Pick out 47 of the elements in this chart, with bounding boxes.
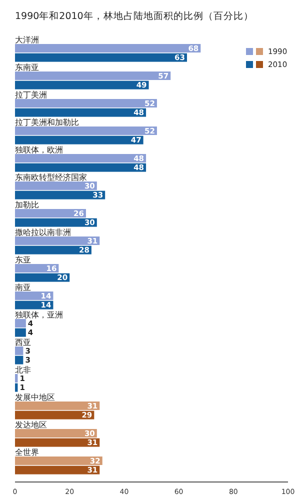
y-tick-label: 西亚 (15, 338, 31, 347)
y-tick-label: 拉丁美洲和加勒比 (15, 118, 79, 127)
bar (15, 80, 149, 90)
bar (15, 209, 86, 218)
bar (15, 346, 24, 355)
bar (15, 182, 97, 190)
y-tick-label: 发展中地区 (15, 393, 55, 402)
y-tick-label: 大洋洲 (15, 36, 39, 44)
y-tick-label: 独联体，欧洲 (15, 146, 63, 154)
y-tick-label: 东南亚 (15, 63, 39, 72)
bar (15, 383, 18, 392)
y-tick-label: 撒哈拉以南非洲 (15, 228, 71, 237)
bar (15, 72, 171, 80)
y-tick-label: 发达地区 (15, 420, 47, 430)
bar (15, 99, 157, 108)
bar (15, 264, 59, 272)
bar (15, 328, 26, 337)
bar (15, 402, 100, 410)
bar (15, 456, 102, 465)
bar (15, 163, 146, 172)
y-tick-label: 全世界 (15, 448, 39, 457)
bar (15, 374, 18, 382)
bar (15, 218, 97, 227)
chart-title: 1990年和2010年，林地占陆地面积的比例（百分比） (15, 10, 254, 22)
y-tick-label: 加勒比 (15, 200, 39, 210)
bar (15, 356, 24, 364)
y-tick-label: 独联体，亚洲 (15, 310, 63, 320)
bar (15, 429, 97, 438)
bar (15, 126, 157, 135)
bar (15, 136, 144, 144)
y-tick-label: 拉丁美洲 (15, 90, 47, 100)
y-tick-label: 北非 (15, 366, 31, 374)
bar (15, 466, 100, 474)
bar (15, 319, 26, 328)
bar (15, 108, 146, 117)
bar (15, 154, 146, 162)
bar (15, 438, 100, 447)
bar (15, 273, 70, 282)
y-tick-label: 东南欧转型经济国家 (15, 173, 87, 182)
bar (15, 44, 201, 52)
bar (15, 246, 92, 254)
bar (15, 410, 94, 420)
bar (15, 190, 106, 200)
y-tick-label: 南亚 (15, 283, 31, 292)
bar (15, 236, 100, 245)
bar (15, 53, 187, 62)
y-tick-label: 东亚 (15, 256, 31, 264)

★ ★ ★ ★ ★

- [GIVEN EXERCISE]:
Rewrite every line above as a JSON list of strings, one string per line, with blank lines and pictures left out.

- [SOLUTION TO THIS EXERCISE]:
[
  "Pick out 47 of the elements in this chart, with bounding boxes.",
  "y-tick-label: 西亚 (15, 338, 31, 347)",
  "y-tick-label: 拉丁美洲和加勒比 (15, 118, 79, 127)",
  "bar (15, 80, 149, 90)",
  "bar (15, 209, 86, 218)",
  "bar (15, 346, 24, 355)",
  "bar (15, 182, 97, 190)",
  "y-tick-label: 发展中地区 (15, 393, 55, 402)",
  "y-tick-label: 大洋洲 (15, 36, 39, 44)",
  "y-tick-label: 独联体，欧洲 (15, 146, 63, 154)",
  "y-tick-label: 东南亚 (15, 63, 39, 72)",
  "bar (15, 383, 18, 392)",
  "y-tick-label: 撒哈拉以南非洲 (15, 228, 71, 237)",
  "bar (15, 72, 171, 80)",
  "y-tick-label: 发达地区 (15, 420, 47, 430)",
  "bar (15, 99, 157, 108)",
  "bar (15, 264, 59, 272)",
  "bar (15, 328, 26, 337)",
  "bar (15, 402, 100, 410)",
  "bar (15, 456, 102, 465)",
  "bar (15, 163, 146, 172)",
  "y-tick-label: 全世界 (15, 448, 39, 457)",
  "bar (15, 374, 18, 382)",
  "bar (15, 218, 97, 227)",
  "chart-title: 1990年和2010年，林地占陆地面积的比例（百分比） (15, 10, 254, 22)",
  "y-tick-label: 加勒比 (15, 200, 39, 210)",
  "bar (15, 356, 24, 364)",
  "y-tick-label: 独联体，亚洲 (15, 310, 63, 320)",
  "bar (15, 429, 97, 438)",
  "bar (15, 126, 157, 135)",
  "bar (15, 136, 144, 144)",
  "y-tick-label: 拉丁美洲 (15, 90, 47, 100)",
  "y-tick-label: 北非 (15, 366, 31, 374)",
  "bar (15, 466, 100, 474)",
  "bar (15, 319, 26, 328)",
  "bar (15, 108, 146, 117)",
  "bar (15, 154, 146, 162)",
  "bar (15, 438, 100, 447)",
  "bar (15, 273, 70, 282)",
  "y-tick-label: 东南欧转型经济国家 (15, 173, 87, 182)",
  "bar (15, 44, 201, 52)",
  "bar (15, 246, 92, 254)",
  "bar (15, 410, 94, 420)",
  "bar (15, 190, 106, 200)",
  "y-tick-label: 南亚 (15, 283, 31, 292)",
  "bar (15, 236, 100, 245)",
  "bar (15, 53, 187, 62)",
  "y-tick-label: 东亚 (15, 256, 31, 264)"
]